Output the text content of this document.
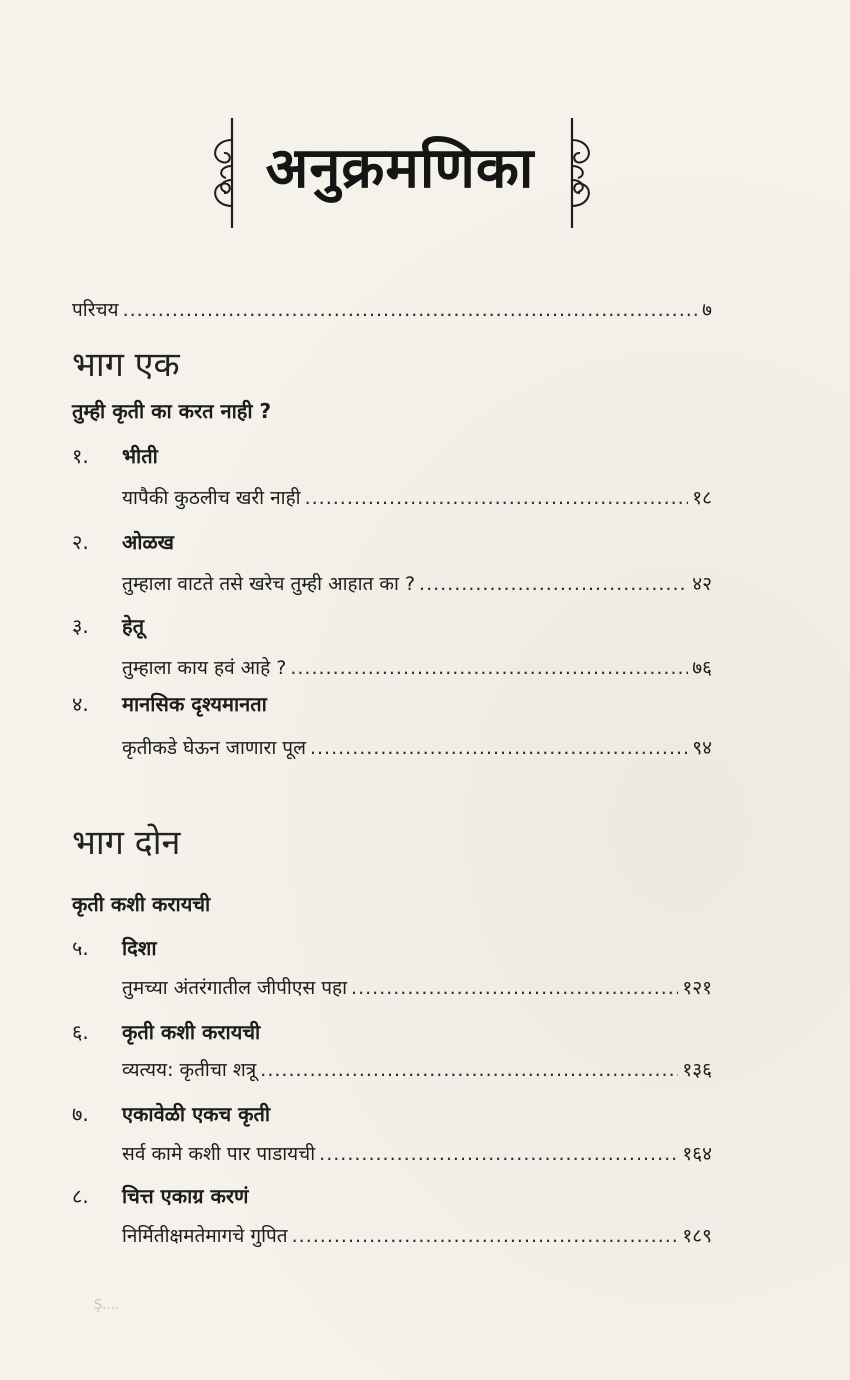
अनुक्रमणिका
परिचय .....	७
भाग एक
तुम्ही कृती का करत नाही ?
१. भीती
यापैकी कुठलीच खरी नाही .....	१८
२. ओळख
तुम्हाला वाटते तसे खरेच तुम्ही आहात का ? .....	४२
३. हेतू
तुम्हाला काय हवं आहे ? .....	७६
४. मानसिक दृश्यमानता
कृतीकडे घेऊन जाणारा पूल .....	९४
भाग दोन
कृती कशी करायची
५. दिशा
तुमच्या अंतरंगातील जीपीएस पहा .....	१२१
६. कृती कशी करायची
व्यत्यय: कृतीचा शत्रू .....	१३६
७. एकावेळी एकच कृती
सर्व कामे कशी पार पाडायची .....	१६४
८. चित्त एकाग्र करणं
निर्मितीक्षमतेमागचे गुपित .....	१८९
Ş.…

WRITTEN PROBLEM: Omit the pictures. Output every record above word for word.

ANSWER:
Output the text content of this document.
अनुक्रमणिका
परिचय .....	७
भाग एक
तुम्ही कृती का करत नाही ?
१. भीती
यापैकी कुठलीच खरी नाही .....	१८
२. ओळख
तुम्हाला वाटते तसे खरेच तुम्ही आहात का ? .....	४२
३. हेतू
तुम्हाला काय हवं आहे ? .....	७६
४. मानसिक दृश्यमानता
कृतीकडे घेऊन जाणारा पूल .....	९४
भाग दोन
कृती कशी करायची
५. दिशा
तुमच्या अंतरंगातील जीपीएस पहा .....	१२१
६. कृती कशी करायची
व्यत्यय: कृतीचा शत्रू .....	१३६
७. एकावेळी एकच कृती
सर्व कामे कशी पार पाडायची .....	१६४
८. चित्त एकाग्र करणं
निर्मितीक्षमतेमागचे गुपित .....	१८९
Ş.…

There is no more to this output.